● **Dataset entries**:
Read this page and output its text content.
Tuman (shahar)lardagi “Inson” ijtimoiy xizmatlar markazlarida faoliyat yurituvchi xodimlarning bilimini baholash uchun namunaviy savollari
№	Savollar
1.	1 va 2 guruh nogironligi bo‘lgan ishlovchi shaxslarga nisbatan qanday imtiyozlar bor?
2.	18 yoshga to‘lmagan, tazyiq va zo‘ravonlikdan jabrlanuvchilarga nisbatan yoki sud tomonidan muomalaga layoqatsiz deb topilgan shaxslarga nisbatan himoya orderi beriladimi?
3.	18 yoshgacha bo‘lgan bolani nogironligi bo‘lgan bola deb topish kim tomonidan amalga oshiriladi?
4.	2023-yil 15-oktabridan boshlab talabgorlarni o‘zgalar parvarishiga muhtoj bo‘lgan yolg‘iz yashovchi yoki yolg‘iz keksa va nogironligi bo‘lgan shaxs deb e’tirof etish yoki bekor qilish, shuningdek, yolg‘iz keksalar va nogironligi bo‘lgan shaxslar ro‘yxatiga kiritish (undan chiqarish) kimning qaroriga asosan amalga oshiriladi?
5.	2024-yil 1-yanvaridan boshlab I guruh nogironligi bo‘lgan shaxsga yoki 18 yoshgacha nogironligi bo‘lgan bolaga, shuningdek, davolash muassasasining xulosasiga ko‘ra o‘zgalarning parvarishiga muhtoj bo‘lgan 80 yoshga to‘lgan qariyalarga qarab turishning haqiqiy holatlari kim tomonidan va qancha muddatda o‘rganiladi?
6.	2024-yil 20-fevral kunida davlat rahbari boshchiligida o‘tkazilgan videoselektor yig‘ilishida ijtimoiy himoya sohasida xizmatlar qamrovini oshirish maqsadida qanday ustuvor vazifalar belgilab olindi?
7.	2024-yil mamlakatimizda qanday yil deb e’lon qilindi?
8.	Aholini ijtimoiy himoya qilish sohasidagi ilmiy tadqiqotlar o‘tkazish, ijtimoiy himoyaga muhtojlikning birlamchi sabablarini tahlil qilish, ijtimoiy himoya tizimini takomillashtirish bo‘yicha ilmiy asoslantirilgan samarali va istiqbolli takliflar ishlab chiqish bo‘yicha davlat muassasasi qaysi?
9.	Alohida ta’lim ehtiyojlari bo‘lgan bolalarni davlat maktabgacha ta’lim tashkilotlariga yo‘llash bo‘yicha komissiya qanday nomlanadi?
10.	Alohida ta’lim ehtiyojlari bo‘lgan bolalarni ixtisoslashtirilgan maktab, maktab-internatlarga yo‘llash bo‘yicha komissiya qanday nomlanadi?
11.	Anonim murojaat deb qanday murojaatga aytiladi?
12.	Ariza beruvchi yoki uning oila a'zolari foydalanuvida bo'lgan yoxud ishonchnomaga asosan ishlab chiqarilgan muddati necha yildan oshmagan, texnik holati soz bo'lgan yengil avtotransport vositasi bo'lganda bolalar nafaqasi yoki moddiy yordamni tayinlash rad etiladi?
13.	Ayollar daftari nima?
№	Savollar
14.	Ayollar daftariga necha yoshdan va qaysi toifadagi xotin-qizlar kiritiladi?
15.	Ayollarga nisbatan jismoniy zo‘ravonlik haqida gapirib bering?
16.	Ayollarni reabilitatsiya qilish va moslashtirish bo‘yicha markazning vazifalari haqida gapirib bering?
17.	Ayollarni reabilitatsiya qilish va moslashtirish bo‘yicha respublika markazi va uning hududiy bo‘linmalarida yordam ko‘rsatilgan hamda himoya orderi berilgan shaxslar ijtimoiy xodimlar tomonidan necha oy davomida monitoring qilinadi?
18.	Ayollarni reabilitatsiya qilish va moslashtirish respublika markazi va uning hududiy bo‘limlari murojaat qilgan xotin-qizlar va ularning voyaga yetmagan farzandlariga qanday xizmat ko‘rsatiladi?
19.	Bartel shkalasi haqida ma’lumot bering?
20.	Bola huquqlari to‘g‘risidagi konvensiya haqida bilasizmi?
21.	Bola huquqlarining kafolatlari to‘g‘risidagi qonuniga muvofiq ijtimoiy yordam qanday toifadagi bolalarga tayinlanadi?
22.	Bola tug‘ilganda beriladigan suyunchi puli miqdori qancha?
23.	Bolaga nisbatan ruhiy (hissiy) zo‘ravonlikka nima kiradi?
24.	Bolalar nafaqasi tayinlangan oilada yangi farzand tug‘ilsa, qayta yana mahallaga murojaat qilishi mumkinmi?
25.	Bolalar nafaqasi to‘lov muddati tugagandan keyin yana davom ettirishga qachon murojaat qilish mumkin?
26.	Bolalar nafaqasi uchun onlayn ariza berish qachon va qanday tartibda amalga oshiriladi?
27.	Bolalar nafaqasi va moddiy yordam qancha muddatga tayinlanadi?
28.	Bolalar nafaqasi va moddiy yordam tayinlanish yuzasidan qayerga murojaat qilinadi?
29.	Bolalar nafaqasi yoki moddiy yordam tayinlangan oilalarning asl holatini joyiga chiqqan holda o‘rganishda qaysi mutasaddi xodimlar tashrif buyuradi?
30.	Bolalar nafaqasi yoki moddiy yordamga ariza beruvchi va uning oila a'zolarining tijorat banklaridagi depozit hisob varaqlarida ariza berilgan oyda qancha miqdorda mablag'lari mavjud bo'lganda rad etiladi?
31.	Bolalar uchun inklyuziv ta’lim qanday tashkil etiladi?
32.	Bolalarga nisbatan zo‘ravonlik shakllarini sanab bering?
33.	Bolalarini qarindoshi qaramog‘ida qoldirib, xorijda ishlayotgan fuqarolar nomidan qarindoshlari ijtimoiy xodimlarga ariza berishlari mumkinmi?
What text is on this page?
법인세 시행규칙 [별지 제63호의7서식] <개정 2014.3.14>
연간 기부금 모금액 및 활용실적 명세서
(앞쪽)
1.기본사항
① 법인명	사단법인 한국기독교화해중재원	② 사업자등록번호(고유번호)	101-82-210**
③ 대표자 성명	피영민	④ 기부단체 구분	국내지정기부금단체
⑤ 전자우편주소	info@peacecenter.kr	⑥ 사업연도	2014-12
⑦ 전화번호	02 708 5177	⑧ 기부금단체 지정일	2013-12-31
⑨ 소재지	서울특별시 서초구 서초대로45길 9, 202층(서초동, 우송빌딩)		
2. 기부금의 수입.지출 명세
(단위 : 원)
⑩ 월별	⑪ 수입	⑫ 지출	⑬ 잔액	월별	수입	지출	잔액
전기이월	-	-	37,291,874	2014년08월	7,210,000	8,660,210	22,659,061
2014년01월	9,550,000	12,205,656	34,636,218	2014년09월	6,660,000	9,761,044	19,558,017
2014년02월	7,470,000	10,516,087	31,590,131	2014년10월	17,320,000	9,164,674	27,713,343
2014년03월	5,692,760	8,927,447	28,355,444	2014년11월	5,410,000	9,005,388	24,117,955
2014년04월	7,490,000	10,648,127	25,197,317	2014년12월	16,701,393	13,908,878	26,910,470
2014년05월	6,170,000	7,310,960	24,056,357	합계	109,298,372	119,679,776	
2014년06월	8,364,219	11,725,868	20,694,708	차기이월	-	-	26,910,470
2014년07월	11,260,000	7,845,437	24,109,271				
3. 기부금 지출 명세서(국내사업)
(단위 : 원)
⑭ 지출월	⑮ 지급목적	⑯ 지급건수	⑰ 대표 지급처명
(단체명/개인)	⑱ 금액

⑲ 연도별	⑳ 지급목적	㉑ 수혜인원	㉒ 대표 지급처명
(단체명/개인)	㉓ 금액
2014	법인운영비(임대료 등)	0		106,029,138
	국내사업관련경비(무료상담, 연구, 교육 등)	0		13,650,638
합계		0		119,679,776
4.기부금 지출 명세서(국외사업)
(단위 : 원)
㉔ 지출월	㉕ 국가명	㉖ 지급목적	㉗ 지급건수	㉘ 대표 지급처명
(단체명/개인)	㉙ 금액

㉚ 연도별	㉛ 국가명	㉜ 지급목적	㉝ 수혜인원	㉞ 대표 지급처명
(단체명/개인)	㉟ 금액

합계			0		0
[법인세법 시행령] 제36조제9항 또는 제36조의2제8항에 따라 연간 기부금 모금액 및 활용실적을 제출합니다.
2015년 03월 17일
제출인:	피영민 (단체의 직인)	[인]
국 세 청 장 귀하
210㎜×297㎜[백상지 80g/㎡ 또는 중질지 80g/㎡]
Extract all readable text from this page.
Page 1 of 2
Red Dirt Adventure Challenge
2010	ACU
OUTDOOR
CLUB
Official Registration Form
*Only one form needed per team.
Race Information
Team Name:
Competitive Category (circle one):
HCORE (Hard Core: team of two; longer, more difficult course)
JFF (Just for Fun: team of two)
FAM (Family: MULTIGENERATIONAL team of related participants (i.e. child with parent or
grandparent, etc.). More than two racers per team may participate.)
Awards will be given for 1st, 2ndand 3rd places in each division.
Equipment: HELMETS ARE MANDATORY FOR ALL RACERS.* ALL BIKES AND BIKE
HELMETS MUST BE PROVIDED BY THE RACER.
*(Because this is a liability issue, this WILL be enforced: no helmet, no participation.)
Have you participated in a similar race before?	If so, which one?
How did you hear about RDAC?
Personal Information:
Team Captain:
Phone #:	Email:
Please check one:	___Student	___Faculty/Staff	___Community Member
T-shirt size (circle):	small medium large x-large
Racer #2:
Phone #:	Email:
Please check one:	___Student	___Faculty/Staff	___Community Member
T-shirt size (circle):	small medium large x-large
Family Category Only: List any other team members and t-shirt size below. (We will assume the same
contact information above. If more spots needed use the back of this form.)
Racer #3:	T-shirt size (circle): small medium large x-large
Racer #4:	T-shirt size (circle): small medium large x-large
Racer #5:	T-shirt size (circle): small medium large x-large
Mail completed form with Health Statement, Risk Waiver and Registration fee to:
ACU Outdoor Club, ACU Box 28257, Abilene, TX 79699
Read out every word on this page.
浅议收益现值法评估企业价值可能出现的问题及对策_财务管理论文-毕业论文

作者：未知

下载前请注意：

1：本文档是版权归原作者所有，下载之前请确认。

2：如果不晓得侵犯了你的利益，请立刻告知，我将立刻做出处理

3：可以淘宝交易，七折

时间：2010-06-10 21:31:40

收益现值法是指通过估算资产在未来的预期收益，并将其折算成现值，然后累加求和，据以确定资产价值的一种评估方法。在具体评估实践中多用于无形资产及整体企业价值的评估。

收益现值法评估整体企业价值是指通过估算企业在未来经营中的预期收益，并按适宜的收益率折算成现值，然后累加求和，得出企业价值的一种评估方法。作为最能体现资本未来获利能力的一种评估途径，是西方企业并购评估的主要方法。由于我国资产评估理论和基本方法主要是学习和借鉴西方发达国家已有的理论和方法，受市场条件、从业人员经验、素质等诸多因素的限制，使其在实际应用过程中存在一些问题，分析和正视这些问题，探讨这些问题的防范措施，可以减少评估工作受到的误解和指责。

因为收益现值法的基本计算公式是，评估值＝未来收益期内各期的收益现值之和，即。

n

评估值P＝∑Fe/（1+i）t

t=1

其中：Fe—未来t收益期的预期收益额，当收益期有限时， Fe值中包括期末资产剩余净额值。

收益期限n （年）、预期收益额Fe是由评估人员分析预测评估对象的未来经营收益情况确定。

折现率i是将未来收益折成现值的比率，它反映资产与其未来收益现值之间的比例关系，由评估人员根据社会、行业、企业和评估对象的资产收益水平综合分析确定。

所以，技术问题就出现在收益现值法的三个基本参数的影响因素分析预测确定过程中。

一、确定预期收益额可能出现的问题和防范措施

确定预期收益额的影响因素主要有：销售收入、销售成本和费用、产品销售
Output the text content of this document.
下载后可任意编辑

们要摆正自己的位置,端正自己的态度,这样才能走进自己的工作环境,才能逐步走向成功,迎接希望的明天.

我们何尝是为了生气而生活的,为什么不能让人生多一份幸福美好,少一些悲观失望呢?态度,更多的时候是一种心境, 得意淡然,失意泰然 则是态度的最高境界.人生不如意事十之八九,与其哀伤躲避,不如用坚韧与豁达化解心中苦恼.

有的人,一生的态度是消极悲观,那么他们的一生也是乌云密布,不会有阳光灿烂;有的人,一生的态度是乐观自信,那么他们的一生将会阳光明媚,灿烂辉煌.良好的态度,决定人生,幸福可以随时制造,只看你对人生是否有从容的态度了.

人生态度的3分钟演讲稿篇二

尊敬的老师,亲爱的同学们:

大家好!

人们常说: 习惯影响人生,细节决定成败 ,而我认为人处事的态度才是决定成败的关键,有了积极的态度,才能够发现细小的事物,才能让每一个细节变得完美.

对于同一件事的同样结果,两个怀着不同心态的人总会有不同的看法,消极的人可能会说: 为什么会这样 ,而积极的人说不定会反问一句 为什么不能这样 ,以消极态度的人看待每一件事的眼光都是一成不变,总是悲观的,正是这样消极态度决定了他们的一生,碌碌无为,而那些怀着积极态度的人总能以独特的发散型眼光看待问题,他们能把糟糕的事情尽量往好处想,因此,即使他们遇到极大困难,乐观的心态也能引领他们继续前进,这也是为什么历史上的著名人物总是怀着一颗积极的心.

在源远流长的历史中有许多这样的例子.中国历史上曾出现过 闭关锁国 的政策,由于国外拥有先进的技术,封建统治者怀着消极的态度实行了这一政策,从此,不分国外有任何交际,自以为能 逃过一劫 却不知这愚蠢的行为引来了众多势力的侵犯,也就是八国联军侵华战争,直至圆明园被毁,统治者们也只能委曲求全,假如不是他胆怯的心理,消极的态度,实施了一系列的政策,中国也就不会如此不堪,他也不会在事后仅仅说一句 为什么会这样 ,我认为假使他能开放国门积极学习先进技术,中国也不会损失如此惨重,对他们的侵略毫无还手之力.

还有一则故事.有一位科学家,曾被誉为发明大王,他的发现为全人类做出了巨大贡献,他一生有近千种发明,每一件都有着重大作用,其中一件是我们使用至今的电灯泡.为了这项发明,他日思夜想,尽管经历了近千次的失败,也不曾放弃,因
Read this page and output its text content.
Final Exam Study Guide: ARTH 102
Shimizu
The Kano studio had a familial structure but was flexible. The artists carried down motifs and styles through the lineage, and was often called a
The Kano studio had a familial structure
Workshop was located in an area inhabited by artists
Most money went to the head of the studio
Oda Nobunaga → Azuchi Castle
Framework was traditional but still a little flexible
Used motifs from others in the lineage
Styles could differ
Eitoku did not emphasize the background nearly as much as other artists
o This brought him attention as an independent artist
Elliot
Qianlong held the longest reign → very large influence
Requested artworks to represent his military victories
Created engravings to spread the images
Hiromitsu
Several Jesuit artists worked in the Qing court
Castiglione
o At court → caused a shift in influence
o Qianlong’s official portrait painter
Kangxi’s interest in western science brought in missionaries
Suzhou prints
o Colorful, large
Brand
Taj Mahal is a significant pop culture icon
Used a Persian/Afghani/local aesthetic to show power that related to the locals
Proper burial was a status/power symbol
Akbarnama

● **Problem details**: Determine how many lines of the entries above carry the string "Ayollarni", and give that number alone.

● **The response**: 3